====== Data shown ======
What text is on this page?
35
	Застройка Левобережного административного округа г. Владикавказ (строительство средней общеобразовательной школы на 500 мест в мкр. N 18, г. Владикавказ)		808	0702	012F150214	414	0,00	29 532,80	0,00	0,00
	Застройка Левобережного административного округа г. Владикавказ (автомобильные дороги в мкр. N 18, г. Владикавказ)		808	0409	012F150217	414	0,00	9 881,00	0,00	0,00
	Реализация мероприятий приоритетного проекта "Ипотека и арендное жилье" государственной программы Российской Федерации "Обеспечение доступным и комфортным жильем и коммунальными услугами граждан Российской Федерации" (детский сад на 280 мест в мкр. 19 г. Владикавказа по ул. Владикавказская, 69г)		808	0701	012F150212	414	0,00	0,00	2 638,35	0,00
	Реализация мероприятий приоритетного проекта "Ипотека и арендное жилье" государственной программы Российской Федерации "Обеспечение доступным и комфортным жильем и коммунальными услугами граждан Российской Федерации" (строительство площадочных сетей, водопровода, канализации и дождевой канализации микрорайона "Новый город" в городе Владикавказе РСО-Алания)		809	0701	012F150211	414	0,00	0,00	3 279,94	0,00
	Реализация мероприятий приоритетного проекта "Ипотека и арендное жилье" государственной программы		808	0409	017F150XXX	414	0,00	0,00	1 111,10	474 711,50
======
### Directions
Quote every line of the data, word for word.

### Exercise output
What text is on this page?
35
	Застройка Левобережного административного округа г. Владикавказ (строительство средней общеобразовательной школы на 500 мест в мкр. N 18, г. Владикавказ)		808	0702	012F150214	414	0,00	29 532,80	0,00	0,00
	Застройка Левобережного административного округа г. Владикавказ (автомобильные дороги в мкр. N 18, г. Владикавказ)		808	0409	012F150217	414	0,00	9 881,00	0,00	0,00
	Реализация мероприятий приоритетного проекта "Ипотека и арендное жилье" государственной программы Российской Федерации "Обеспечение доступным и комфортным жильем и коммунальными услугами граждан Российской Федерации" (детский сад на 280 мест в мкр. 19 г. Владикавказа по ул. Владикавказская, 69г)		808	0701	012F150212	414	0,00	0,00	2 638,35	0,00
	Реализация мероприятий приоритетного проекта "Ипотека и арендное жилье" государственной программы Российской Федерации "Обеспечение доступным и комфортным жильем и коммунальными услугами граждан Российской Федерации" (строительство площадочных сетей, водопровода, канализации и дождевой канализации микрорайона "Новый город" в городе Владикавказе РСО-Алания)		809	0701	012F150211	414	0,00	0,00	3 279,94	0,00
	Реализация мероприятий приоритетного проекта "Ипотека и арендное жилье" государственной программы		808	0409	017F150XXX	414	0,00	0,00	1 111,10	474 711,50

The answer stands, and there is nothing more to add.